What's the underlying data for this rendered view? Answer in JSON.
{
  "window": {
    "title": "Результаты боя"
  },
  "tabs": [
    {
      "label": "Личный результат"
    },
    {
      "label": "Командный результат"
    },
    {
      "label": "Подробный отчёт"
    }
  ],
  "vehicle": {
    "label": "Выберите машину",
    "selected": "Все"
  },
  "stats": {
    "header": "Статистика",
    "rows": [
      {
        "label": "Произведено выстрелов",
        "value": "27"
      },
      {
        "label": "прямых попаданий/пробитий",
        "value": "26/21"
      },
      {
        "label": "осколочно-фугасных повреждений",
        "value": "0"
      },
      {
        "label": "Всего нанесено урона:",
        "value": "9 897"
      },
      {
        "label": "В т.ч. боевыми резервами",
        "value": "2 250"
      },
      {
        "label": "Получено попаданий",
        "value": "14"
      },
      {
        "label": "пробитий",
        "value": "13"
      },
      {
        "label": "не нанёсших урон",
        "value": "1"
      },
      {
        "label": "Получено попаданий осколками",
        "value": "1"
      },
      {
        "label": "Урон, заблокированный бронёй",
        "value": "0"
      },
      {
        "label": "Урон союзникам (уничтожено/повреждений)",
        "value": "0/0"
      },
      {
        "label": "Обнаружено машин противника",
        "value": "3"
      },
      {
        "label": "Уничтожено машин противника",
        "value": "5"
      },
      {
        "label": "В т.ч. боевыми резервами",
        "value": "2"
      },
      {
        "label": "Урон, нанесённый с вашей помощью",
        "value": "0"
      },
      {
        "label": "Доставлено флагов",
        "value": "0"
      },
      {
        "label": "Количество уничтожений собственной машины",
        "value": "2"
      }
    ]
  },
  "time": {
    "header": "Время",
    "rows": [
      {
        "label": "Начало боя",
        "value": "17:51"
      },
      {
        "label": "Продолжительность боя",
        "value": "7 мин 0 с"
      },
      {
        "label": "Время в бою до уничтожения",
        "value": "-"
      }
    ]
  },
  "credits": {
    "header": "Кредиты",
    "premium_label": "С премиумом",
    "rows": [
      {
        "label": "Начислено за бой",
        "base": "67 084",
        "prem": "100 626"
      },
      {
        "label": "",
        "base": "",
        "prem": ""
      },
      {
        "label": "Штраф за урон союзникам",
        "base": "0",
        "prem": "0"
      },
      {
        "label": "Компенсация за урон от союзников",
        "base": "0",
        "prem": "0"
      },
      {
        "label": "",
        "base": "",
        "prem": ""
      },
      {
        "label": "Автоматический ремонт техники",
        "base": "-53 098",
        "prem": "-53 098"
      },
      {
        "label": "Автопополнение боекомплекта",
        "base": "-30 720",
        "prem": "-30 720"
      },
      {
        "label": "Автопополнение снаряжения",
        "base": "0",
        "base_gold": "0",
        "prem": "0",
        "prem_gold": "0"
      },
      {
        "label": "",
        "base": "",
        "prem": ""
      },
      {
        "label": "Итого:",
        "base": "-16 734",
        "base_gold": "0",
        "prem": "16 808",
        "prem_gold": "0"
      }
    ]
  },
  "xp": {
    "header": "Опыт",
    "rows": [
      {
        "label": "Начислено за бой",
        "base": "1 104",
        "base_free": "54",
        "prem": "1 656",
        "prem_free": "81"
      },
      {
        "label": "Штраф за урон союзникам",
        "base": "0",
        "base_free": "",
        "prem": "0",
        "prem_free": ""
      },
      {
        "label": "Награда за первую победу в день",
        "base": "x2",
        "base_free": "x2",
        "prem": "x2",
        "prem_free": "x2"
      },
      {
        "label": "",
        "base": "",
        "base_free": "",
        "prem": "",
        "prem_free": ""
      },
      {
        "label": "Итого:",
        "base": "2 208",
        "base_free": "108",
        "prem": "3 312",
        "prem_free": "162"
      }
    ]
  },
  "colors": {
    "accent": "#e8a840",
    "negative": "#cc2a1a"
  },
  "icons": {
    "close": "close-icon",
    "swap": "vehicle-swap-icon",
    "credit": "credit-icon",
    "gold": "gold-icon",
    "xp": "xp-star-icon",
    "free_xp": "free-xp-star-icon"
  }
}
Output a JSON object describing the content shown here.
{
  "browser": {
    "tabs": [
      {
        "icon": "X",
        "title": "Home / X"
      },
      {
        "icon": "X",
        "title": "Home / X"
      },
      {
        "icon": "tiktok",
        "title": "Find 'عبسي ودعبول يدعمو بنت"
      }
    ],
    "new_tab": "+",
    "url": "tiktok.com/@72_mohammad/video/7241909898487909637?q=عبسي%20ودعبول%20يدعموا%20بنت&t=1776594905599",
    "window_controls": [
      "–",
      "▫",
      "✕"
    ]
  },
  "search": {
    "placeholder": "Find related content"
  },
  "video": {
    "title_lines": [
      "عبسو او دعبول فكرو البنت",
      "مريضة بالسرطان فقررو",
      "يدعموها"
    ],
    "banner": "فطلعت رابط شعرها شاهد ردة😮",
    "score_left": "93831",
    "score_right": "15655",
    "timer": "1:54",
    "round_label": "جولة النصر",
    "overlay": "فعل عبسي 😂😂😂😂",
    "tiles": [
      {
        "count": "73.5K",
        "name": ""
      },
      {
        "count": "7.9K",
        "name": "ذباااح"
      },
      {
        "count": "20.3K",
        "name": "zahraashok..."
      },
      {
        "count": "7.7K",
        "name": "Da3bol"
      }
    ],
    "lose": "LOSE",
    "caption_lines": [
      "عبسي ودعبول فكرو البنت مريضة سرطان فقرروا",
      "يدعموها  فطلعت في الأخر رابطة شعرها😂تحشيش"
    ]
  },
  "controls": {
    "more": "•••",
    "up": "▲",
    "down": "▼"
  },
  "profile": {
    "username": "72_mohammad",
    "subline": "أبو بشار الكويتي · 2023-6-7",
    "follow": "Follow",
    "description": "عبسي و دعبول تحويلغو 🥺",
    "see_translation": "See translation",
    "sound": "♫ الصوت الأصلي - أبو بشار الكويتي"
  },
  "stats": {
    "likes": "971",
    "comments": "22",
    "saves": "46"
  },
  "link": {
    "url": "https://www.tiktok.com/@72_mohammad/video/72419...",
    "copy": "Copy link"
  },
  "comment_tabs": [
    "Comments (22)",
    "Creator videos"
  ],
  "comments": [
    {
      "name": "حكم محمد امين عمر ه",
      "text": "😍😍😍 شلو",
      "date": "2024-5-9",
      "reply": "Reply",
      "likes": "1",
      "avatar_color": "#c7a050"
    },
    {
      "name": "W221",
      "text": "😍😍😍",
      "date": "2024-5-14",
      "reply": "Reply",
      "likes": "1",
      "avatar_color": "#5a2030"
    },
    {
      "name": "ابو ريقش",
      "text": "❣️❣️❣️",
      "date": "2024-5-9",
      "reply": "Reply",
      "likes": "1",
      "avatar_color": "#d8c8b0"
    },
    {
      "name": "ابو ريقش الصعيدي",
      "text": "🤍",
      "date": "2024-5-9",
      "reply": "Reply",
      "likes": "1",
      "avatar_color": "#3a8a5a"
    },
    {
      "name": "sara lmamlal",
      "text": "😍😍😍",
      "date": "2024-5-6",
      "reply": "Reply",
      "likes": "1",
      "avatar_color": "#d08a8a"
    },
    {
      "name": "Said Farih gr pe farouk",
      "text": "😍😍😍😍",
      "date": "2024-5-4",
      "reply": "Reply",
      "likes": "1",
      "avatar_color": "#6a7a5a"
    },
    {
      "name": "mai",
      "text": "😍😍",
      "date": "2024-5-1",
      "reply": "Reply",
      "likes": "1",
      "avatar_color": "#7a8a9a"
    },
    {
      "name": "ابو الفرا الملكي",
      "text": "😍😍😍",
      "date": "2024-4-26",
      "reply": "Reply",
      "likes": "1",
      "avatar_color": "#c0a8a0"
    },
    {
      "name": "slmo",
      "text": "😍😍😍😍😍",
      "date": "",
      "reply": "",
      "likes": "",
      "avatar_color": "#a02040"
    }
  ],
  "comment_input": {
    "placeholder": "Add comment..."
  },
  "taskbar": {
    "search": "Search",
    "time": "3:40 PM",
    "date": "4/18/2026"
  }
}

TASK – Using the records above, list each line that includes "повреждений".

THE COMPLETED TASK –
        "label": "осколочно-фугасных повреждений",
        "label": "Урон союзникам (уничтожено/повреждений)",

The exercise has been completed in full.